#### ASSIGNMENT
Lines below that include "Crapo" are the answer; copy each one.

Stored items
· · · · · · ·

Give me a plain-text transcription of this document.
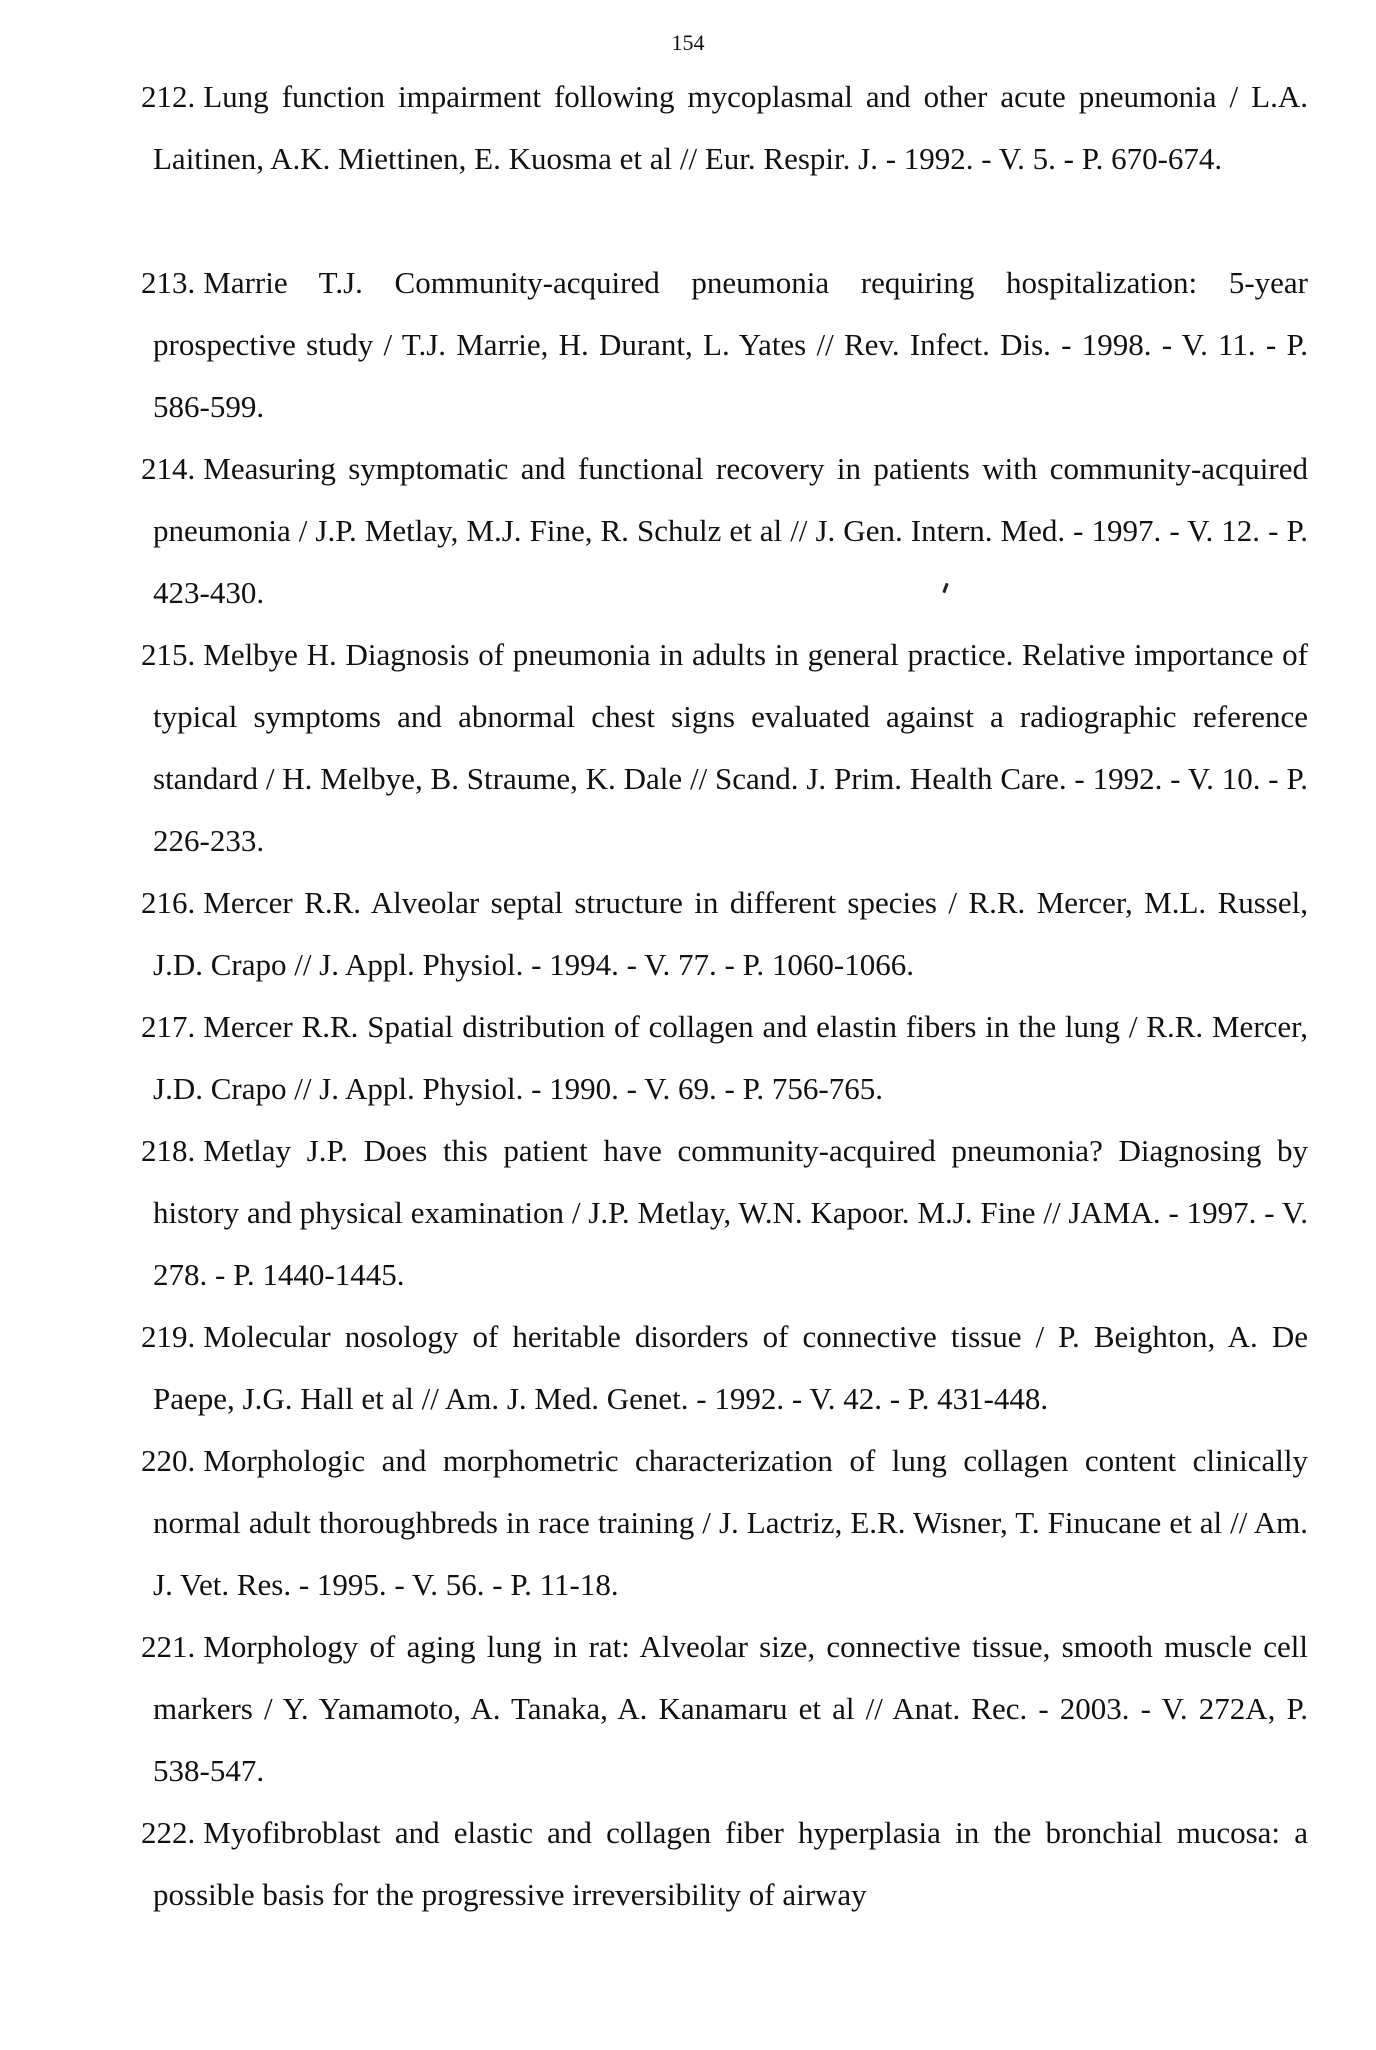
154
212. Lung function impairment following mycoplasmal and other acute pneumonia / L.A. Laitinen, A.K. Miettinen, E. Kuosma et al // Eur. Respir. J. - 1992. - V. 5. - P. 670-674.
213. Marrie T.J. Community-acquired pneumonia requiring hospitalization: 5-year prospective study / T.J. Marrie, H. Durant, L. Yates // Rev. Infect. Dis. - 1998. - V. 11. - P. 586-599.
214. Measuring symptomatic and functional recovery in patients with community-acquired pneumonia / J.P. Metlay, M.J. Fine, R. Schulz et al // J. Gen. Intern. Med. - 1997. - V. 12. - P. 423-430.
215. Melbye H. Diagnosis of pneumonia in adults in general practice. Relative importance of typical symptoms and abnormal chest signs evaluated against a radiographic reference standard / H. Melbye, B. Straume, K. Dale // Scand. J. Prim. Health Care. - 1992. - V. 10. - P. 226-233.
216. Mercer R.R. Alveolar septal structure in different species / R.R. Mercer, M.L. Russel, J.D. Crapo // J. Appl. Physiol. - 1994. - V. 77. - P. 1060-1066.
217. Mercer R.R. Spatial distribution of collagen and elastin fibers in the lung / R.R. Mercer, J.D. Crapo // J. Appl. Physiol. - 1990. - V. 69. - P. 756-765.
218. Metlay J.P. Does this patient have community-acquired pneumonia? Diagnosing by history and physical examination / J.P. Metlay, W.N. Kapoor. M.J. Fine // JAMA. - 1997. - V. 278. - P. 1440-1445.
219. Molecular nosology of heritable disorders of connective tissue / P. Beighton, A. De Paepe, J.G. Hall et al // Am. J. Med. Genet. - 1992. - V. 42. - P. 431-448.
220. Morphologic and morphometric characterization of lung collagen content clinically normal adult thoroughbreds in race training / J. Lactriz, E.R. Wisner, T. Finucane et al // Am. J. Vet. Res. - 1995. - V. 56. - P. 11-18.
221. Morphology of aging lung in rat: Alveolar size, connective tissue, smooth muscle cell markers / Y. Yamamoto, A. Tanaka, A. Kanamaru et al // Anat. Rec. - 2003. - V. 272A, P. 538-547.
222. Myofibroblast and elastic and collagen fiber hyperplasia in the bronchial mucosa: a possible basis for the progressive irreversibility of airway
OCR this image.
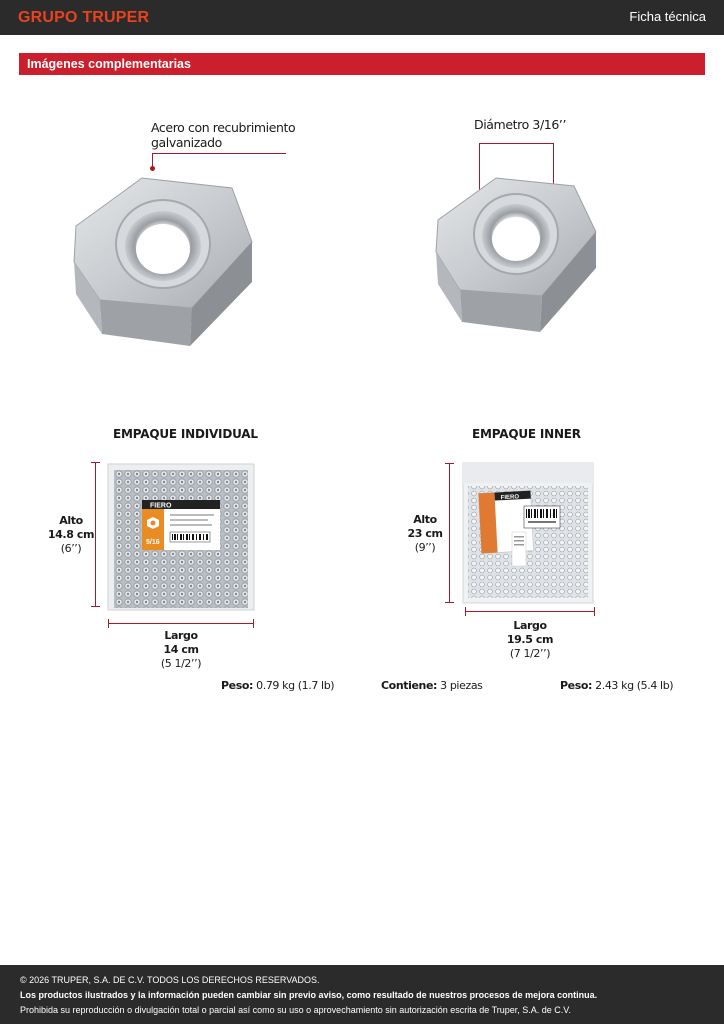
GRUPO TRUPER	Ficha técnica
Imágenes complementarias
Acero con recubrimiento
galvanizado
Diámetro 3/16’’
EMPAQUE INDIVIDUAL
Alto
14.8 cm
(6’’)
FIERO
5/16
Largo
14 cm
(5 1/2’’)
Peso: 0.79 kg (1.7 lb)
EMPAQUE INNER
Alto
23 cm
(9’’)
FIERO
Largo
19.5 cm
(7 1/2’’)
Contiene: 3 piezas	Peso: 2.43 kg (5.4 lb)
© 2026 TRUPER, S.A. DE C.V. TODOS LOS DERECHOS RESERVADOS.
Los productos ilustrados y la información pueden cambiar sin previo aviso, como resultado de nuestros procesos de mejora continua.
Prohibida su reproducción o divulgación total o parcial así como su uso o aprovechamiento sin autorización escrita de Truper, S.A. de C.V.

· · · · · · ·

#### OUTPUT
216. Mercer R.R. Alveolar septal structure in different species / R.R. Mercer, M.L. Russel, J.D. Crapo // J. Appl. Physiol. - 1994. - V. 77. - P. 1060-1066.
217. Mercer R.R. Spatial distribution of collagen and elastin fibers in the lung / R.R. Mercer, J.D. Crapo // J. Appl. Physiol. - 1990. - V. 69. - P. 756-765.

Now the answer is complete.